- **BRIEF**:
Filter the entries below, keeping only lines with the word "Land".

Figure dataset records
>> begin
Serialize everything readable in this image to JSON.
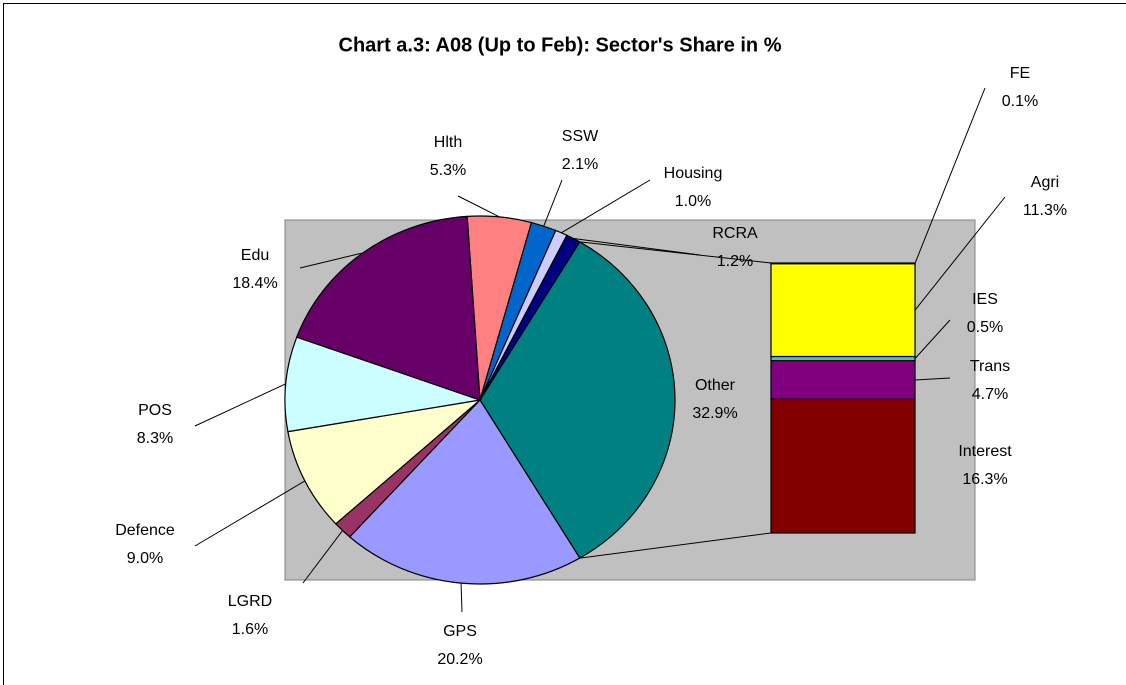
{
  "chart_data": {
    "type": "pie-of-bar",
    "title": "Chart a.3: A08 (Up to Feb): Sector's Share in %",
    "categories": [
      "Hlth",
      "SSW",
      "Housing",
      "RCRA",
      "Other",
      "GPS",
      "LGRD",
      "Defence",
      "POS",
      "Edu"
    ],
    "values": [
      5.3,
      2.1,
      1.0,
      1.2,
      32.9,
      20.2,
      1.6,
      9.0,
      8.3,
      18.4
    ],
    "value_labels": [
      "5.3%",
      "2.1%",
      "1.0%",
      "1.2%",
      "32.9%",
      "20.2%",
      "1.6%",
      "9.0%",
      "8.3%",
      "18.4%"
    ],
    "colors": [
      "#ff8080",
      "#0066cc",
      "#ccccff",
      "#000080",
      "#008080",
      "#9999ff",
      "#993366",
      "#ffffcc",
      "#ccffff",
      "#660066"
    ],
    "breakdown": {
      "categories": [
        "FE",
        "Agri",
        "IES",
        "Trans",
        "Interest"
      ],
      "values": [
        0.1,
        11.3,
        0.5,
        4.7,
        16.3
      ],
      "value_labels": [
        "0.1%",
        "11.3%",
        "0.5%",
        "4.7%",
        "16.3%"
      ],
      "colors": [
        "#ffffff",
        "#ffff00",
        "#33cccc",
        "#800080",
        "#800000"
      ]
    }
  }
}
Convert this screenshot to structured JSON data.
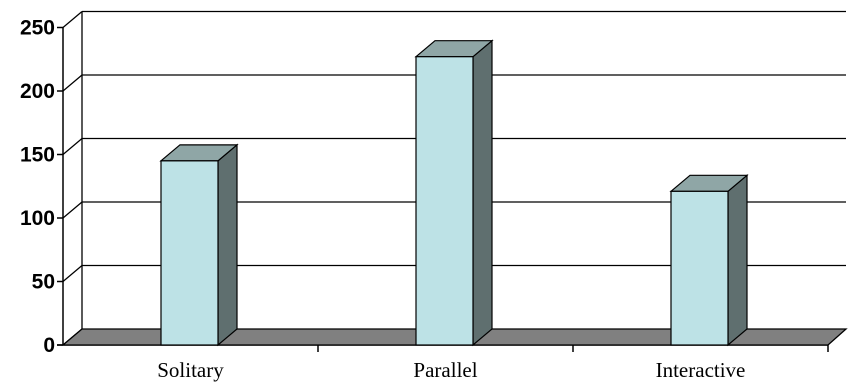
{
  "chart_data": {
    "type": "bar",
    "categories": [
      "Solitary",
      "Parallel",
      "Interactive"
    ],
    "values": [
      145,
      227,
      121
    ],
    "ylim": [
      0,
      250
    ],
    "yticks": [
      0,
      50,
      100,
      150,
      200,
      250
    ],
    "grid": true,
    "style": "3d",
    "colors": {
      "bar_front": "#bde2e6",
      "bar_top": "#8fa6a6",
      "bar_side": "#5f6f6f",
      "floor": "#808080",
      "gridline": "#000000"
    }
  }
}
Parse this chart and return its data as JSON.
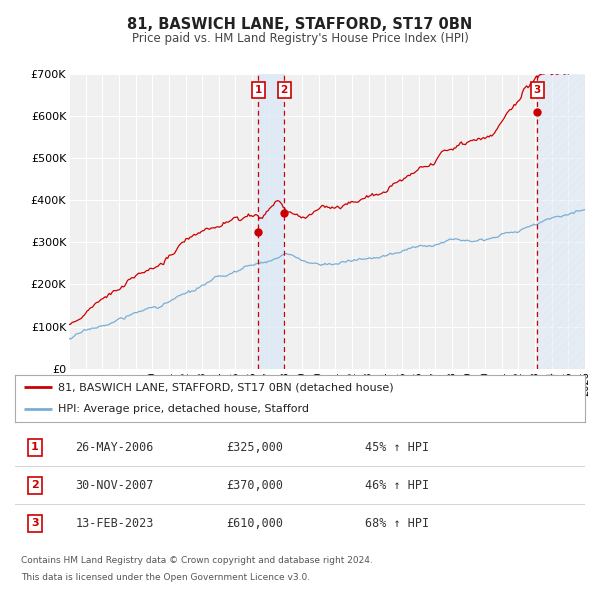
{
  "title": "81, BASWICH LANE, STAFFORD, ST17 0BN",
  "subtitle": "Price paid vs. HM Land Registry's House Price Index (HPI)",
  "xlim": [
    1995,
    2026
  ],
  "ylim": [
    0,
    700000
  ],
  "yticks": [
    0,
    100000,
    200000,
    300000,
    400000,
    500000,
    600000,
    700000
  ],
  "ytick_labels": [
    "£0",
    "£100K",
    "£200K",
    "£300K",
    "£400K",
    "£500K",
    "£600K",
    "£700K"
  ],
  "price_color": "#cc0000",
  "hpi_color": "#7aaed6",
  "vline_color": "#cc0000",
  "shade_color": "#ddeaf7",
  "hatch_color": "#ddeaf7",
  "bg_color": "#f0f0f0",
  "grid_color": "#ffffff",
  "transactions": [
    {
      "id": 1,
      "date_num": 2006.38,
      "price": 325000,
      "date_str": "26-MAY-2006",
      "pct": "45%"
    },
    {
      "id": 2,
      "date_num": 2007.92,
      "price": 370000,
      "date_str": "30-NOV-2007",
      "pct": "46%"
    },
    {
      "id": 3,
      "date_num": 2023.12,
      "price": 610000,
      "date_str": "13-FEB-2023",
      "pct": "68%"
    }
  ],
  "legend_label_red": "81, BASWICH LANE, STAFFORD, ST17 0BN (detached house)",
  "legend_label_blue": "HPI: Average price, detached house, Stafford",
  "footer1": "Contains HM Land Registry data © Crown copyright and database right 2024.",
  "footer2": "This data is licensed under the Open Government Licence v3.0.",
  "table_rows": [
    {
      "id": 1,
      "date": "26-MAY-2006",
      "price": "£325,000",
      "pct": "45% ↑ HPI"
    },
    {
      "id": 2,
      "date": "30-NOV-2007",
      "price": "£370,000",
      "pct": "46% ↑ HPI"
    },
    {
      "id": 3,
      "date": "13-FEB-2023",
      "price": "£610,000",
      "pct": "68% ↑ HPI"
    }
  ]
}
>> end
- **FINISHED TASK**:
  "subtitle": "Price paid vs. HM Land Registry's House Price Index (HPI)",
  "footer1": "Contains HM Land Registry data © Crown copyright and database right 2024.",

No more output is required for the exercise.